:: DATA ROWS ::

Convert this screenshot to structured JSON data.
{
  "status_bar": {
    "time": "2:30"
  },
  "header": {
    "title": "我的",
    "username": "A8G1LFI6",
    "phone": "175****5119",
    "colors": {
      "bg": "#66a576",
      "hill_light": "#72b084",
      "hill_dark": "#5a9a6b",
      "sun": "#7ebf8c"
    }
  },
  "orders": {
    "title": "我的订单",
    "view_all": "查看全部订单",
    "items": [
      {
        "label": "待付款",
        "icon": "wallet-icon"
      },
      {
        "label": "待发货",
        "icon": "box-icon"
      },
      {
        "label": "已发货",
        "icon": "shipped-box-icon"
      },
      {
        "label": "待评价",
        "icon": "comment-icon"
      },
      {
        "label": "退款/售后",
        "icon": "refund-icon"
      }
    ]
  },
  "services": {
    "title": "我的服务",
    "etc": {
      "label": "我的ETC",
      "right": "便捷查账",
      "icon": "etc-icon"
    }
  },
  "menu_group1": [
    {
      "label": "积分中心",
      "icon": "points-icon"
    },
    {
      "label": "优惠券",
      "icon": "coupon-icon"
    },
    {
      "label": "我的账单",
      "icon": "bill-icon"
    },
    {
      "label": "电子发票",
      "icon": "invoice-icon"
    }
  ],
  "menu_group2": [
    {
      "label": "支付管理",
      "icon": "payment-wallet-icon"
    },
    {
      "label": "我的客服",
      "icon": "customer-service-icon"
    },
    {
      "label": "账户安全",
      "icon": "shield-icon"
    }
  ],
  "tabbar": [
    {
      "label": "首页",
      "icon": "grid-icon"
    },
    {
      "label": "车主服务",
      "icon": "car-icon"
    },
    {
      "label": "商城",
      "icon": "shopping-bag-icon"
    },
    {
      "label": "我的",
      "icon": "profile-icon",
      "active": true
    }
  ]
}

:::

» **CHALLENGE**
Output all of the data again, exactly.

» **ANSWER TO THIS EXERCISE**
Convert this screenshot to structured JSON data.
{
  "status_bar": {
    "time": "2:30"
  },
  "header": {
    "title": "我的",
    "username": "A8G1LFI6",
    "phone": "175****5119",
    "colors": {
      "bg": "#66a576",
      "hill_light": "#72b084",
      "hill_dark": "#5a9a6b",
      "sun": "#7ebf8c"
    }
  },
  "orders": {
    "title": "我的订单",
    "view_all": "查看全部订单",
    "items": [
      {
        "label": "待付款",
        "icon": "wallet-icon"
      },
      {
        "label": "待发货",
        "icon": "box-icon"
      },
      {
        "label": "已发货",
        "icon": "shipped-box-icon"
      },
      {
        "label": "待评价",
        "icon": "comment-icon"
      },
      {
        "label": "退款/售后",
        "icon": "refund-icon"
      }
    ]
  },
  "services": {
    "title": "我的服务",
    "etc": {
      "label": "我的ETC",
      "right": "便捷查账",
      "icon": "etc-icon"
    }
  },
  "menu_group1": [
    {
      "label": "积分中心",
      "icon": "points-icon"
    },
    {
      "label": "优惠券",
      "icon": "coupon-icon"
    },
    {
      "label": "我的账单",
      "icon": "bill-icon"
    },
    {
      "label": "电子发票",
      "icon": "invoice-icon"
    }
  ],
  "menu_group2": [
    {
      "label": "支付管理",
      "icon": "payment-wallet-icon"
    },
    {
      "label": "我的客服",
      "icon": "customer-service-icon"
    },
    {
      "label": "账户安全",
      "icon": "shield-icon"
    }
  ],
  "tabbar": [
    {
      "label": "首页",
      "icon": "grid-icon"
    },
    {
      "label": "车主服务",
      "icon": "car-icon"
    },
    {
      "label": "商城",
      "icon": "shopping-bag-icon"
    },
    {
      "label": "我的",
      "icon": "profile-icon",
      "active": true
    }
  ]
}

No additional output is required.